EXTRACTED RECORDS:
══════════════════════════════

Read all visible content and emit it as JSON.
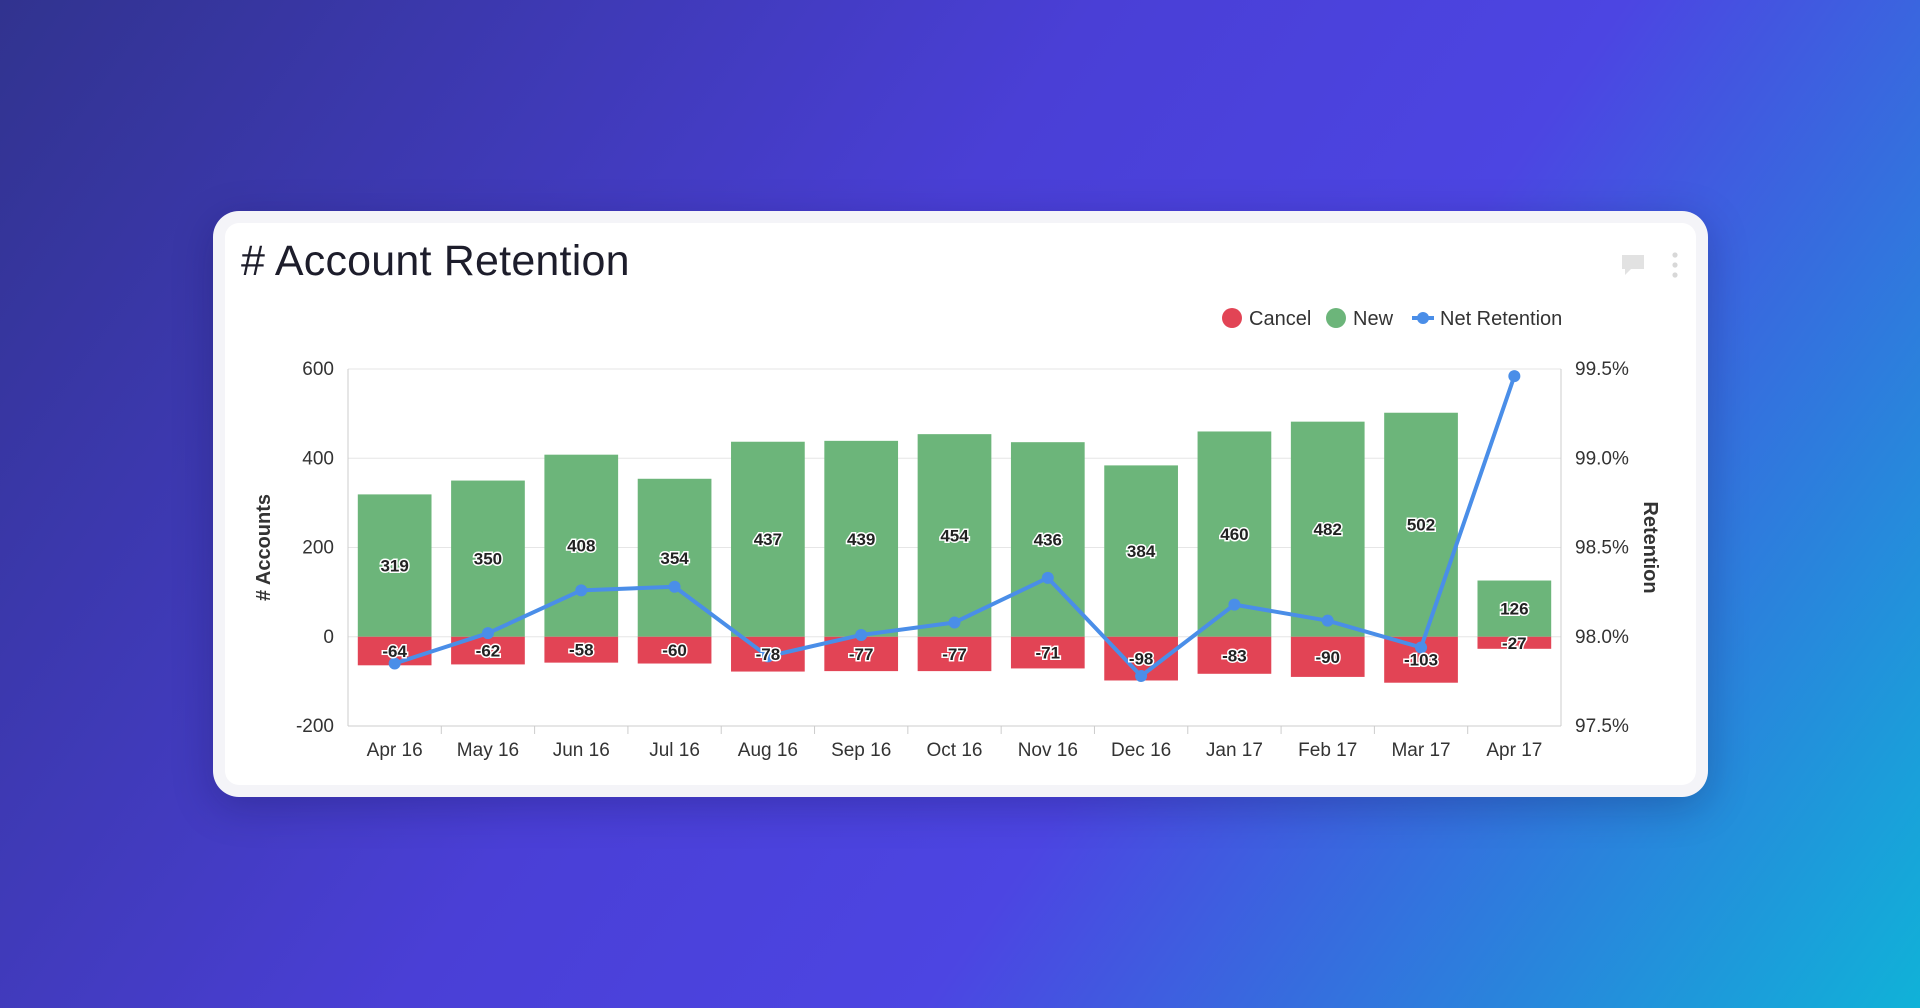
{
  "card": {
    "title": "# Account Retention",
    "comment_icon": "comment-icon",
    "more_icon": "more-vertical-icon"
  },
  "colors": {
    "cancel": "#e24455",
    "new": "#6cb57a",
    "net_retention": "#4a8ee8",
    "grid": "#e6e6e6",
    "axis": "#cccccc"
  },
  "chart_data": {
    "type": "bar",
    "stacked": true,
    "title": "# Account Retention",
    "categories": [
      "Apr 16",
      "May 16",
      "Jun 16",
      "Jul 16",
      "Aug 16",
      "Sep 16",
      "Oct 16",
      "Nov 16",
      "Dec 16",
      "Jan 17",
      "Feb 17",
      "Mar 17",
      "Apr 17"
    ],
    "series": [
      {
        "name": "Cancel",
        "type": "bar",
        "axis": "left",
        "values": [
          -64,
          -62,
          -58,
          -60,
          -78,
          -77,
          -77,
          -71,
          -98,
          -83,
          -90,
          -103,
          -27
        ]
      },
      {
        "name": "New",
        "type": "bar",
        "axis": "left",
        "values": [
          319,
          350,
          408,
          354,
          437,
          439,
          454,
          436,
          384,
          460,
          482,
          502,
          126
        ]
      },
      {
        "name": "Net Retention",
        "type": "line",
        "axis": "right",
        "values": [
          97.85,
          98.02,
          98.26,
          98.28,
          97.89,
          98.01,
          98.08,
          98.33,
          97.78,
          98.18,
          98.09,
          97.94,
          99.46
        ]
      }
    ],
    "ylabel": "# Accounts",
    "y2label": "Retention",
    "ylim": [
      -200,
      600
    ],
    "yticks": [
      "600",
      "400",
      "200",
      "0",
      "-200"
    ],
    "ytick_values": [
      600,
      400,
      200,
      0,
      -200
    ],
    "y2lim": [
      97.5,
      99.5
    ],
    "y2ticks": [
      "99.5%",
      "99.0%",
      "98.5%",
      "98.0%",
      "97.5%"
    ],
    "y2tick_values": [
      99.5,
      99.0,
      98.5,
      98.0,
      97.5
    ],
    "grid": true,
    "legend_position": "top-right",
    "legend": [
      "Cancel",
      "New",
      "Net Retention"
    ]
  }
}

══════════════════════════════

TASK REQUIREMENTS:
Pictures are to be left out; the records above must be repeated word for word.

RESPONSE TO THIS EXERCISE:
Read all visible content and emit it as JSON.
{
  "card": {
    "title": "# Account Retention",
    "comment_icon": "comment-icon",
    "more_icon": "more-vertical-icon"
  },
  "colors": {
    "cancel": "#e24455",
    "new": "#6cb57a",
    "net_retention": "#4a8ee8",
    "grid": "#e6e6e6",
    "axis": "#cccccc"
  },
  "chart_data": {
    "type": "bar",
    "stacked": true,
    "title": "# Account Retention",
    "categories": [
      "Apr 16",
      "May 16",
      "Jun 16",
      "Jul 16",
      "Aug 16",
      "Sep 16",
      "Oct 16",
      "Nov 16",
      "Dec 16",
      "Jan 17",
      "Feb 17",
      "Mar 17",
      "Apr 17"
    ],
    "series": [
      {
        "name": "Cancel",
        "type": "bar",
        "axis": "left",
        "values": [
          -64,
          -62,
          -58,
          -60,
          -78,
          -77,
          -77,
          -71,
          -98,
          -83,
          -90,
          -103,
          -27
        ]
      },
      {
        "name": "New",
        "type": "bar",
        "axis": "left",
        "values": [
          319,
          350,
          408,
          354,
          437,
          439,
          454,
          436,
          384,
          460,
          482,
          502,
          126
        ]
      },
      {
        "name": "Net Retention",
        "type": "line",
        "axis": "right",
        "values": [
          97.85,
          98.02,
          98.26,
          98.28,
          97.89,
          98.01,
          98.08,
          98.33,
          97.78,
          98.18,
          98.09,
          97.94,
          99.46
        ]
      }
    ],
    "ylabel": "# Accounts",
    "y2label": "Retention",
    "ylim": [
      -200,
      600
    ],
    "yticks": [
      "600",
      "400",
      "200",
      "0",
      "-200"
    ],
    "ytick_values": [
      600,
      400,
      200,
      0,
      -200
    ],
    "y2lim": [
      97.5,
      99.5
    ],
    "y2ticks": [
      "99.5%",
      "99.0%",
      "98.5%",
      "98.0%",
      "97.5%"
    ],
    "y2tick_values": [
      99.5,
      99.0,
      98.5,
      98.0,
      97.5
    ],
    "grid": true,
    "legend_position": "top-right",
    "legend": [
      "Cancel",
      "New",
      "Net Retention"
    ]
  }
}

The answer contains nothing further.